Page excerpt
Lexington & E. Ry. Co. v. Crawford

Decision Date12 November 1913
Citation155 Ky. 723,160 S.W. 267
PartiesLEXINGTON & E. RY. CO. v. CRAWFORD.
CourtKentucky Court of Appeals

Appeal from Circuit Court, Lee County.

Action by Squire Crawford against the Lexington & Eastern Railway Company. Judgment for plaintiff, and defendant appeals. Reversed and remanded.

Sam Hurst, of Beattyville, Samuel M. Wilson, of Lexington, E. S Jouett, of Louisville, and Gourley & Gourley, of Beattyville for appellant.

J. M McDaniel, of Beattyville, and H. V. McChesney, of Frankfort, for appellee.

SETTLE J.

This is an appeal from a judgment entered upon a verdict awarding appellee $3,285 damages for injuries to his person sustained from the alleged negligent operation by appellant's servants of an engine and cars in moving them with unnecessary force upon a switch and against a car upon which appellee was engaged in loading cross-ties. The answer of appellant denied the negligence complained of, and pleaded contributory negligence on the part of appellee.

The evidence conduced to prove that appellee was, at the time of receiving his injuries, in the employ of C. B. Waller, who was engaged in the business of getting out, shipping over appellant's railroad, and selling cross-ties. The ties were, in the main, floated down the middle fork of the Kentucky river to a village called Tallega, where they were hoisted with a derrick from the river to a platform standing by the side of appellant's railroad switch. It was the business of appellee to load the ties on the cars after they had been hoisted from the water to the platform in question, and, after getting them upon the cars, to stretch strong wires over the ties to keep them from falling from the cars during their transportation to market; the wires being fastened by staples driven into the sides of the cars. While appellee was wiring the rear end of the last of eight cars loaded with cross-ties and standing on appellant's switch, a freight train, consisting of an engine and four cars, was run by appellant's servants, the crew in charge thereof, upon the switch and into the cars standing there with such violence that it threw appellee from the car upon which he was at work between same and the timbers of the derrick, causing him to be rolled several feet between the car from which he fell and the timbers of the derrick, and finally casting his body to the ground.

Data lines
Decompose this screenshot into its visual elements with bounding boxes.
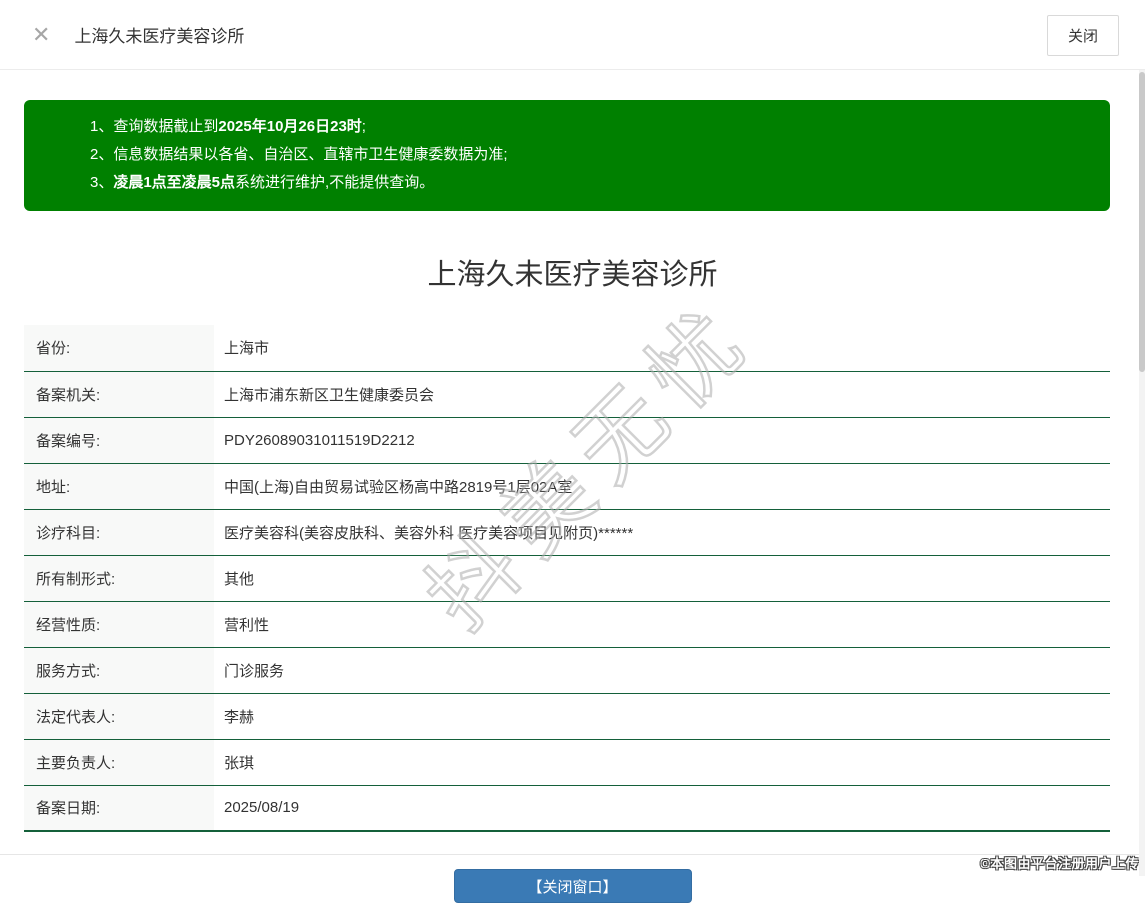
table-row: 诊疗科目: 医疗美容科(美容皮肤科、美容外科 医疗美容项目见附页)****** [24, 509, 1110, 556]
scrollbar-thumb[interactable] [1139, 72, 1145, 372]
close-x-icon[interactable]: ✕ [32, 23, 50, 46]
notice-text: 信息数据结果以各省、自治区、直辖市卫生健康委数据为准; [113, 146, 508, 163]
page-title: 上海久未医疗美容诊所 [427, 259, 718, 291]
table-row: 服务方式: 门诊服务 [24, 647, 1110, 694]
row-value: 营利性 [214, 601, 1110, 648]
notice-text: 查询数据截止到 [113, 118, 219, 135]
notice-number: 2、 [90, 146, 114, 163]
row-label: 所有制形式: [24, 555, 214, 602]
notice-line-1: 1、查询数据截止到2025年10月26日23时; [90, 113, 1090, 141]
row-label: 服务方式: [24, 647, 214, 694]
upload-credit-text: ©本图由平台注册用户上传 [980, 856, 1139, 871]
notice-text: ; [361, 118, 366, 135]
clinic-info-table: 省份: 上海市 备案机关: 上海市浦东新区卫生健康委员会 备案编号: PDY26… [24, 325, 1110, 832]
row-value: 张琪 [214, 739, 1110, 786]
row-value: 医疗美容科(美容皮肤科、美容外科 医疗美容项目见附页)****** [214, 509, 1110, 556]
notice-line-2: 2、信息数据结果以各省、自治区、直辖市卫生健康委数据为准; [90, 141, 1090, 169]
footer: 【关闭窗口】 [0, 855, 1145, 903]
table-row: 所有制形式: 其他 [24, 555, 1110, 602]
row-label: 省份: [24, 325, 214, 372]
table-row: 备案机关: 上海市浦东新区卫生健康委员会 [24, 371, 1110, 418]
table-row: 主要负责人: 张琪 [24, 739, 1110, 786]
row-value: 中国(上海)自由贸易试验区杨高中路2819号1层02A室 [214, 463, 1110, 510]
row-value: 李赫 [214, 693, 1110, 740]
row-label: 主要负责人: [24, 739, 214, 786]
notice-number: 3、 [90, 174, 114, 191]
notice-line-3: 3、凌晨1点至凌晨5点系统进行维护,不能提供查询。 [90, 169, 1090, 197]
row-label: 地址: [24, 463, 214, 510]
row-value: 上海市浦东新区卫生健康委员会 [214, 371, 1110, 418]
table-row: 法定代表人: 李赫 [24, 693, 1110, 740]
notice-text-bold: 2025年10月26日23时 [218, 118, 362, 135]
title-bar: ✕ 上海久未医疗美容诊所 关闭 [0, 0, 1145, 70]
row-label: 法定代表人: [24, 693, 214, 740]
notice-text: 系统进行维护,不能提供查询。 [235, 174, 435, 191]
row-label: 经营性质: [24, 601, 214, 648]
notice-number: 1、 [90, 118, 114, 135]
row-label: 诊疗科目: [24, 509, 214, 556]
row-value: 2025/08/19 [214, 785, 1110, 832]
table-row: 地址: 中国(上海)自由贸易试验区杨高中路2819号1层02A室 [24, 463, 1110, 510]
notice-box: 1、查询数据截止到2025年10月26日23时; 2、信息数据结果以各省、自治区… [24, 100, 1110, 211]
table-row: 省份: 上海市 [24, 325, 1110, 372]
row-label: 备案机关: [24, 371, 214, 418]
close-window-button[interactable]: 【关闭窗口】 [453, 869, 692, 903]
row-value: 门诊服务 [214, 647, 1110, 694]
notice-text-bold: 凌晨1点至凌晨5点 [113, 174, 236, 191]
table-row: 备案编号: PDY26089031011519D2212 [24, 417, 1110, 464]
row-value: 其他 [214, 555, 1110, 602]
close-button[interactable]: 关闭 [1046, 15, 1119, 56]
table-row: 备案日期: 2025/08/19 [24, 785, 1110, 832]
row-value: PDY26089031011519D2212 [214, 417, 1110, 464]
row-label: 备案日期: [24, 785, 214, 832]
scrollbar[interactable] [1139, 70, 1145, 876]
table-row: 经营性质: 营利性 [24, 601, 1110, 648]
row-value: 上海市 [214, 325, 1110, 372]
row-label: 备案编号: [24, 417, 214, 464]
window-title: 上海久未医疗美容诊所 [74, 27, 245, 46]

Directions for this task
Rewrite the court decision's passage that begins at "Decision Date12 November" and stops after "Frankfort, for appellee.", swapping "Beattyville" for "Jackson".

The solution
Decision Date12 November 1913
Citation155 Ky. 723,160 S.W. 267
PartiesLEXINGTON & E. RY. CO. v. CRAWFORD.
CourtKentucky Court of Appeals

Appeal from Circuit Court, Lee County.

Action by Squire Crawford against the Lexington & Eastern Railway Company. Judgment for plaintiff, and defendant appeals. Reversed and remanded.

Sam Hurst, of Jackson, Samuel M. Wilson, of Lexington, E. S Jouett, of Louisville, and Gourley & Gourley, of Jackson for appellant.

J. M McDaniel, of Jackson, and H. V. McChesney, of Frankfort, for appellee.